Salin kembali bagian berita tentang dana Bawaslu, mulai dari "DPR Kucurkan Rp" dan terus sampai "provinsi di Indonesia.". Ganti setiap "DPR" dengan "Dewan Perwakilan Rakyat".

> [Teks latihan]:
-.-.-
Selasa, 29 Juli 2014

News / Megapolitan

Jakarta 1

DPR Kucurkan Rp 132 Miliar untuk Bawaslu

Kamis, 5 Juli 2012 | 20:15 WIB

Berita terkait

JAKARTA, KOMPAS.com - Posko Pengawasan Pemilu Terpadu atau Awaslupadu, Kamis (5/7/2012),  diresmikan oleh Badan Pengawas Pemilu atau Bawaslu. Dana yang digunakan untuk membangun Posko tersebut, antara lain, diambilkan dari dana yang dikucurkan DPR sebesar Rp 132 miliar.

Ketua Bawaslu, Muhammad, mengatakan, anggaran sebesar Rp 132 miliar itu akan digunakan untuk membangun Posko Awaslupadu di 33 provinsi di Indonesia.

"Pusatnya di Kantor Bawaslu ini, dan dalam pembuatan posko tersebut DPR telah menyetujui dan menghabiskan anggaran Rp 132 miliar," kata Muhammad di Kantor Bawaslu, Jakarta, Kamis.
-.-.-
> [Entri data]:
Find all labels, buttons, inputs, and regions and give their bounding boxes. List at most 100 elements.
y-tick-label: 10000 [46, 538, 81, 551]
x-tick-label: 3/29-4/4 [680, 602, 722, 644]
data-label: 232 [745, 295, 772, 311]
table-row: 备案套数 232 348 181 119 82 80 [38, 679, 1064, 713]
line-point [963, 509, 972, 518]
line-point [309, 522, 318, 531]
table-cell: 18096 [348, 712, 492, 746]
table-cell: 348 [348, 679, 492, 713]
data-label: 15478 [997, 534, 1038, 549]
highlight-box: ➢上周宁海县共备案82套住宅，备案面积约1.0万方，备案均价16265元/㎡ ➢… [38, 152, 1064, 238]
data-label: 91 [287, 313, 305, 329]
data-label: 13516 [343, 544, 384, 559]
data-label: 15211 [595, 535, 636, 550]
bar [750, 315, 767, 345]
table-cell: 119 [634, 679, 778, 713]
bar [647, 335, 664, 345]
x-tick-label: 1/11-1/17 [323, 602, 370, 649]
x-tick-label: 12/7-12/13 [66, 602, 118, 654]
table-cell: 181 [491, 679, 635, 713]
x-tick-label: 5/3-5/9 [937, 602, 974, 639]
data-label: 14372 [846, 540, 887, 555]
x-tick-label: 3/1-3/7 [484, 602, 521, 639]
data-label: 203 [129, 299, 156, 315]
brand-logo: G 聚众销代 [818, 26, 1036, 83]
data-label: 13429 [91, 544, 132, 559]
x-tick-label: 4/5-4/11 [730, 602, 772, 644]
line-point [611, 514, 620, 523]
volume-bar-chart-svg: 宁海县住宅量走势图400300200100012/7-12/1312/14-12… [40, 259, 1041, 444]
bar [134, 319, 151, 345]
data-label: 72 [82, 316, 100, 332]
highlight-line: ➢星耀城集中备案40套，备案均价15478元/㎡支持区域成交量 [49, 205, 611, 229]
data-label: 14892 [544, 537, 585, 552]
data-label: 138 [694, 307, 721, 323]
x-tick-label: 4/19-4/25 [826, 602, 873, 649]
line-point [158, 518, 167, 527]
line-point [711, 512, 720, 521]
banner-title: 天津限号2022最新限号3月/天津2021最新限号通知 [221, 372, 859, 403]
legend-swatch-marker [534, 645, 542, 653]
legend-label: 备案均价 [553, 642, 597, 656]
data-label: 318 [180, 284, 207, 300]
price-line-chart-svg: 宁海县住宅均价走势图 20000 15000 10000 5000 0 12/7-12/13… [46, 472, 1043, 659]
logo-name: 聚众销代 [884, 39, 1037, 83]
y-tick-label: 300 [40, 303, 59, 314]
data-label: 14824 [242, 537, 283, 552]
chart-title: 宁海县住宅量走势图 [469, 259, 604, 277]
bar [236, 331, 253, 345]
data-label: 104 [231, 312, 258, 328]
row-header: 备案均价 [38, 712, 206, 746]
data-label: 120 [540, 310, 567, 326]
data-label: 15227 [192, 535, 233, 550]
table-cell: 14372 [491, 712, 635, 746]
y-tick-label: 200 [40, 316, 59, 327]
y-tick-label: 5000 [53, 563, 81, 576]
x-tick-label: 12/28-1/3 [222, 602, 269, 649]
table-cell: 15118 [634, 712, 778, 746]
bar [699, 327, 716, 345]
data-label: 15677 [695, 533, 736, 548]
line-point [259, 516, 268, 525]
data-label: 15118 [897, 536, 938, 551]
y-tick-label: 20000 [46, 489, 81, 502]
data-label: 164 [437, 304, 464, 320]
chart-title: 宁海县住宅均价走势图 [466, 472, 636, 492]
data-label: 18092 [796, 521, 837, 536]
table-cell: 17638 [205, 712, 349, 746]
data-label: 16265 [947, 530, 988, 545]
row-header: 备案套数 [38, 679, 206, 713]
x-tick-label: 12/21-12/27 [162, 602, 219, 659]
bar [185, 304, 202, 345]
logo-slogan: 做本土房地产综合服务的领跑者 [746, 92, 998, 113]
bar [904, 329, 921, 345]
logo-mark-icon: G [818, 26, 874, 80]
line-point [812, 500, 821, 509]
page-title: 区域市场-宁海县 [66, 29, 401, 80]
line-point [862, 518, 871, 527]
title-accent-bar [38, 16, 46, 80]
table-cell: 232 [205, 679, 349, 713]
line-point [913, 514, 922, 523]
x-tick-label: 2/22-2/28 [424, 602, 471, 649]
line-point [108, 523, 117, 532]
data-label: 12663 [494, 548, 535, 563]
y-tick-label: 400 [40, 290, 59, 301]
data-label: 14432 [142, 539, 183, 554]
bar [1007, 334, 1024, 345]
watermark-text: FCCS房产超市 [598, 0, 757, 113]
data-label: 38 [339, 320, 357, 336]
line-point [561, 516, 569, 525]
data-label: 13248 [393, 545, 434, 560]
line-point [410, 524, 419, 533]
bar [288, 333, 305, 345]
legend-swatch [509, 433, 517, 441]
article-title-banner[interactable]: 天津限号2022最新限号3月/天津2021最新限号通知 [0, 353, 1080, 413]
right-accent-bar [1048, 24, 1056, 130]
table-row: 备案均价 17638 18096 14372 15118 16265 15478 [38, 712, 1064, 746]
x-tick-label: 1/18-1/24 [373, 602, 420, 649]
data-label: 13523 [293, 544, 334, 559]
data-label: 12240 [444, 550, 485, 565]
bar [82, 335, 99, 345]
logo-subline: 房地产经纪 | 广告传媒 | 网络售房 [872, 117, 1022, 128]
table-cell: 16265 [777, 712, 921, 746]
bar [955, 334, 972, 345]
-.-.-
> [Jawaban tertulis]:
Dewan Perwakilan Rakyat Kucurkan Rp 132 Miliar untuk Bawaslu

Kamis, 5 Juli 2012 | 20:15 WIB

Berita terkait

JAKARTA, KOMPAS.com - Posko Pengawasan Pemilu Terpadu atau Awaslupadu, Kamis (5/7/2012),  diresmikan oleh Badan Pengawas Pemilu atau Bawaslu. Dana yang digunakan untuk membangun Posko tersebut, antara lain, diambilkan dari dana yang dikucurkan Dewan Perwakilan Rakyat sebesar Rp 132 miliar.

Ketua Bawaslu, Muhammad, mengatakan, anggaran sebesar Rp 132 miliar itu akan digunakan untuk membangun Posko Awaslupadu di 33 provinsi di Indonesia.